## [Exercise instructions]
List every line below containing "wikifolio".

## [Material for the task]
———

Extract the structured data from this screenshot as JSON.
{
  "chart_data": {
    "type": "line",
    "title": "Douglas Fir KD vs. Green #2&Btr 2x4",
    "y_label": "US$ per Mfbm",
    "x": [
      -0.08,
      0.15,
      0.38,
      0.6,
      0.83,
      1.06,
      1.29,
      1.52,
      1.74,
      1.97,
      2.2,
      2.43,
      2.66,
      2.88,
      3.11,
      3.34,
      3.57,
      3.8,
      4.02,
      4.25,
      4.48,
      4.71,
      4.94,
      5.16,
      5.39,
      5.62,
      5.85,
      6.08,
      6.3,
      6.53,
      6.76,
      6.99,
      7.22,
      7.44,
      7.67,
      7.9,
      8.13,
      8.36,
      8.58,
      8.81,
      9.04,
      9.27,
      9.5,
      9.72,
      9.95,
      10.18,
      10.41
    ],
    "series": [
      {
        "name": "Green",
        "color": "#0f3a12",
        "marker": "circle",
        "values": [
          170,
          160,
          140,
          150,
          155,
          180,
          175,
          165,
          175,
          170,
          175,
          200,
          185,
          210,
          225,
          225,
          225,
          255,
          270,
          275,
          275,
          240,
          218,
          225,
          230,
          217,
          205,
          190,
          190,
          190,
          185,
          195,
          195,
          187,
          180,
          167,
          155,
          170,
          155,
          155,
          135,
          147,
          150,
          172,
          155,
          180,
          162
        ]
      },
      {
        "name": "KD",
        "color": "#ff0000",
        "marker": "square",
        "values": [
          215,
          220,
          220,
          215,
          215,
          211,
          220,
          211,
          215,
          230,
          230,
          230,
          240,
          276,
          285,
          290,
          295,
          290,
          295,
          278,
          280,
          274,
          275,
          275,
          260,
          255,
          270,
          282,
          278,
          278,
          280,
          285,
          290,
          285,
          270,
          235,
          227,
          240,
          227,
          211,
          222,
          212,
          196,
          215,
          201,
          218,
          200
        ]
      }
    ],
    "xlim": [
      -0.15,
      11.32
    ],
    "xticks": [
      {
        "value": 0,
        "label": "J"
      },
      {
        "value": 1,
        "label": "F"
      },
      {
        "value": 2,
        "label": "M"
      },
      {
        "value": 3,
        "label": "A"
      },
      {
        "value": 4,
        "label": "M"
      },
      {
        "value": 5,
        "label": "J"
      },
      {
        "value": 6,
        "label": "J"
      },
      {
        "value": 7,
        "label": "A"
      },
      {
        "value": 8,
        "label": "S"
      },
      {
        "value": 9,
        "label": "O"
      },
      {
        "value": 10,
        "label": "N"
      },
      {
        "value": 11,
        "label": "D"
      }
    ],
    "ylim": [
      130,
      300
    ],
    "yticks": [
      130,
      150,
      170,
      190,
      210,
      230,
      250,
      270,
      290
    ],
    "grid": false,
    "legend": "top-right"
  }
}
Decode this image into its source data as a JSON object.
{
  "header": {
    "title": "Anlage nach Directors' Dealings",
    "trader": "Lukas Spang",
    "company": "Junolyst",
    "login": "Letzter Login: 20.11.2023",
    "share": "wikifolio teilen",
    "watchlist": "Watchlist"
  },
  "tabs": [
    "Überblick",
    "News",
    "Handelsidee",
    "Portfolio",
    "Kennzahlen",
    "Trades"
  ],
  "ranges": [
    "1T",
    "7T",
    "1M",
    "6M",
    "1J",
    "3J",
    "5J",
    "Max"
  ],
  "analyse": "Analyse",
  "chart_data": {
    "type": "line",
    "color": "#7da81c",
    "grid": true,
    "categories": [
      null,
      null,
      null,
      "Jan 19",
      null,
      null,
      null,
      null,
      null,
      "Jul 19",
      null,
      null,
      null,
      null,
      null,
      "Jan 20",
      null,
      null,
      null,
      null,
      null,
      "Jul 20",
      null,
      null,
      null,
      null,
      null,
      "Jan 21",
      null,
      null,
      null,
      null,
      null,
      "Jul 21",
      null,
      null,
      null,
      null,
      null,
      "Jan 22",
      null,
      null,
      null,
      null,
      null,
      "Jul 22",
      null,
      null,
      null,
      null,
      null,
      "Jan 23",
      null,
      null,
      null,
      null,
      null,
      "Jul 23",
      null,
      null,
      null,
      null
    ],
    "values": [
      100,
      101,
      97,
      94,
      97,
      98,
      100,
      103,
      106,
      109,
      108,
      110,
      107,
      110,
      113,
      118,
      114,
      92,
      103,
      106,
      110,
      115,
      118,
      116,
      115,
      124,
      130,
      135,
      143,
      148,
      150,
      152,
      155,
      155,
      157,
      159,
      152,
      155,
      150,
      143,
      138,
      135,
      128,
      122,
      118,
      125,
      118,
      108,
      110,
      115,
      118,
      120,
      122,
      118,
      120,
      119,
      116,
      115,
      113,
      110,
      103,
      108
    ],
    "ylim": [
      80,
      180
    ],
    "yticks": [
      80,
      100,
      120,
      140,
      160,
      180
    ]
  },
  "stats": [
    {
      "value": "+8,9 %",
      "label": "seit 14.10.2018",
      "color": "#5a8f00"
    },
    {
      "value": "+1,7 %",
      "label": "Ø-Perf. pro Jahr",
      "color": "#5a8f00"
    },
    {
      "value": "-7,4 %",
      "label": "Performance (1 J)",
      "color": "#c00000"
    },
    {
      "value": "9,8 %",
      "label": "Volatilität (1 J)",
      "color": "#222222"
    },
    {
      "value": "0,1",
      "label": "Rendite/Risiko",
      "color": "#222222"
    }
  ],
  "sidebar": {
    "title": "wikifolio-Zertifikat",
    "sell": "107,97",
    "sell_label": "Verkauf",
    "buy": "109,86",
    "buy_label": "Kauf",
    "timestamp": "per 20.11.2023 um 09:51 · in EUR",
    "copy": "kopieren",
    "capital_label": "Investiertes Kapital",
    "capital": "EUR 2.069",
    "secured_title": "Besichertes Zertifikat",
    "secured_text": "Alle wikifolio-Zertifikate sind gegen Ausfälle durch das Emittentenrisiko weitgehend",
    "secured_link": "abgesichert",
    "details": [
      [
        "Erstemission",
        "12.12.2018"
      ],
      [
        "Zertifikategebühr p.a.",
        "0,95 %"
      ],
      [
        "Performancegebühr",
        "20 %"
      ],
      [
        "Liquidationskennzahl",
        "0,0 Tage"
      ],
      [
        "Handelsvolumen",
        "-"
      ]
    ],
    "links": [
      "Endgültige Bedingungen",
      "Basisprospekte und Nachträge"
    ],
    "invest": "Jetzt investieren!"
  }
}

———

## [Solution to this problem]
    "share": "wikifolio teilen",
    "title": "wikifolio-Zertifikat",
    "secured_text": "Alle wikifolio-Zertifikate sind gegen Ausfälle durch das Emittentenrisiko weitgehend",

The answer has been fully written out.